## PROBLEM TO SOLVE
How many lines in the listing below include the word "value"? Reply with the count alone.

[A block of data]
-- Begin --
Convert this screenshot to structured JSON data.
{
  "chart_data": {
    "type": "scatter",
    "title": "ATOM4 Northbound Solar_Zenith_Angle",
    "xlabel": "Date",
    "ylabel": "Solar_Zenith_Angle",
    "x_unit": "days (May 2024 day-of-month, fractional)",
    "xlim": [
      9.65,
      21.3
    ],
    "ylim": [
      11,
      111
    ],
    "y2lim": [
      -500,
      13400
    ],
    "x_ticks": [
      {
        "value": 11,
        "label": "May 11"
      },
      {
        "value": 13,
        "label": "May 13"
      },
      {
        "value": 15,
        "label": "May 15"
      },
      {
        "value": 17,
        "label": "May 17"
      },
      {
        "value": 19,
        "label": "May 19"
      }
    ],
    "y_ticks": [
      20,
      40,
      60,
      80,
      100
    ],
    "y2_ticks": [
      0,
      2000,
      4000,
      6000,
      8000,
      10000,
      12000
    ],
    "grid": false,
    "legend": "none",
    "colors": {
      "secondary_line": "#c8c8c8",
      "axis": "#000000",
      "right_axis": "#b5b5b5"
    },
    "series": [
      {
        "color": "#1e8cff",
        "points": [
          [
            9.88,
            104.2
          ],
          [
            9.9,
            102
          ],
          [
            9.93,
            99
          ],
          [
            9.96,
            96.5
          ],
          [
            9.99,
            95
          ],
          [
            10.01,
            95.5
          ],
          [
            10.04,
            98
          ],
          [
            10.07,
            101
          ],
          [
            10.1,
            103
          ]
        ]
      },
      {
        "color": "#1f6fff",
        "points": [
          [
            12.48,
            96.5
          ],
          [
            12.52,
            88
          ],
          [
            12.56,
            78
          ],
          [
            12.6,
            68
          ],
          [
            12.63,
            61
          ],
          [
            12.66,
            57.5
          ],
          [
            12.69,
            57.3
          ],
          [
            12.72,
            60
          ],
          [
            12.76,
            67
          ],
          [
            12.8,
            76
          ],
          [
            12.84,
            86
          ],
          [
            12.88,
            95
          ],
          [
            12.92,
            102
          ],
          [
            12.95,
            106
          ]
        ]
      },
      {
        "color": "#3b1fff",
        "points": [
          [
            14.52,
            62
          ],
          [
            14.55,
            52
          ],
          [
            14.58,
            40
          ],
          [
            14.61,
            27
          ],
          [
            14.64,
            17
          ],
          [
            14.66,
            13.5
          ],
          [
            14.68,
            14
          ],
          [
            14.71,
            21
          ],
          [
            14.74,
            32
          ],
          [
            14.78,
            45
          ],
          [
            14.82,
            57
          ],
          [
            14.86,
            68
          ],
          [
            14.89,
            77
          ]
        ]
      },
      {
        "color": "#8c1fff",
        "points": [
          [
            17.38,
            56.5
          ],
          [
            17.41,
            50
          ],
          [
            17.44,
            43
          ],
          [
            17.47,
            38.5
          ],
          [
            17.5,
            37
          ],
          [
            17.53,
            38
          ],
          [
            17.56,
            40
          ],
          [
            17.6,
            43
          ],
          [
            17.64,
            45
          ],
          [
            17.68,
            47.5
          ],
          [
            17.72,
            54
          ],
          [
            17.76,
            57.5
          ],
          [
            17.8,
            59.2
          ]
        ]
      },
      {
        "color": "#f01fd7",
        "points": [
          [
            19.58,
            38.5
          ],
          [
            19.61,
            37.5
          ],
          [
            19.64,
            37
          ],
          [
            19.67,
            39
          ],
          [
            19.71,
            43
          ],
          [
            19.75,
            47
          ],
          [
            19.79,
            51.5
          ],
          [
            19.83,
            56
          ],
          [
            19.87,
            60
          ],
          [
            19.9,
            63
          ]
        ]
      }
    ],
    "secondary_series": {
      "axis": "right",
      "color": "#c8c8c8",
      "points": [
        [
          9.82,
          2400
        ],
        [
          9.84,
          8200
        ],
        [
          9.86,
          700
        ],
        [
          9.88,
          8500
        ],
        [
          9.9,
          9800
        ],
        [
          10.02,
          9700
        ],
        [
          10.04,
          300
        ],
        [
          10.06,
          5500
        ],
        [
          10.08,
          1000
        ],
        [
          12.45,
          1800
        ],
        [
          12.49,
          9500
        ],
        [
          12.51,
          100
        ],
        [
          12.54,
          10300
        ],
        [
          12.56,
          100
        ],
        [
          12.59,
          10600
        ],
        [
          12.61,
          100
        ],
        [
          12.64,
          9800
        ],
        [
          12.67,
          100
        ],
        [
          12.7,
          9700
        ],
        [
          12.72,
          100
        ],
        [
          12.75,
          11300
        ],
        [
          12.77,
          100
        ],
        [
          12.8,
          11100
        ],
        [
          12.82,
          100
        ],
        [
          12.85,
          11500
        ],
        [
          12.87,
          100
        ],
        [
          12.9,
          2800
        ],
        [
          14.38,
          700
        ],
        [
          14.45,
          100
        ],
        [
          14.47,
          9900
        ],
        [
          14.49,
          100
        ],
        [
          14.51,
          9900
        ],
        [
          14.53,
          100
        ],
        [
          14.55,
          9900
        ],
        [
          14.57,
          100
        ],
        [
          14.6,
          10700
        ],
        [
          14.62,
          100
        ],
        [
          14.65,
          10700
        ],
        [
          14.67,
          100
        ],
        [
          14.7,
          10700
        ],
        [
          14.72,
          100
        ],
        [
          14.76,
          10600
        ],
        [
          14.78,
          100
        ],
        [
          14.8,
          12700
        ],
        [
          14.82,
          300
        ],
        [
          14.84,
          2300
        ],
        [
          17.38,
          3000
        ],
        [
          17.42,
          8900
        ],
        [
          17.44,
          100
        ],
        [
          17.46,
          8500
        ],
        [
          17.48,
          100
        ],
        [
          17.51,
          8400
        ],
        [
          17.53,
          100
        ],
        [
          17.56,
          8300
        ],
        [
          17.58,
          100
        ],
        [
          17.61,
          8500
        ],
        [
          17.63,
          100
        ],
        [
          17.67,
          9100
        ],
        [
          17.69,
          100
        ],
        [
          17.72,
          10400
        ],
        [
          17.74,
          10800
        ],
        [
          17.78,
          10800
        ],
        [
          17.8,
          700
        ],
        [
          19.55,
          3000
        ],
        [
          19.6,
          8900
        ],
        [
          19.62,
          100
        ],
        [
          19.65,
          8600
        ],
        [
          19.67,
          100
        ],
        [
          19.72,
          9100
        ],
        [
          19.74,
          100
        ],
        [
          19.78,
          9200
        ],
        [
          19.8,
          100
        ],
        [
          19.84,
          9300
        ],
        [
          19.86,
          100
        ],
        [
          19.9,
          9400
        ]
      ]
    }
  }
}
-- End --
## REPLY TO THE EXERCISE
5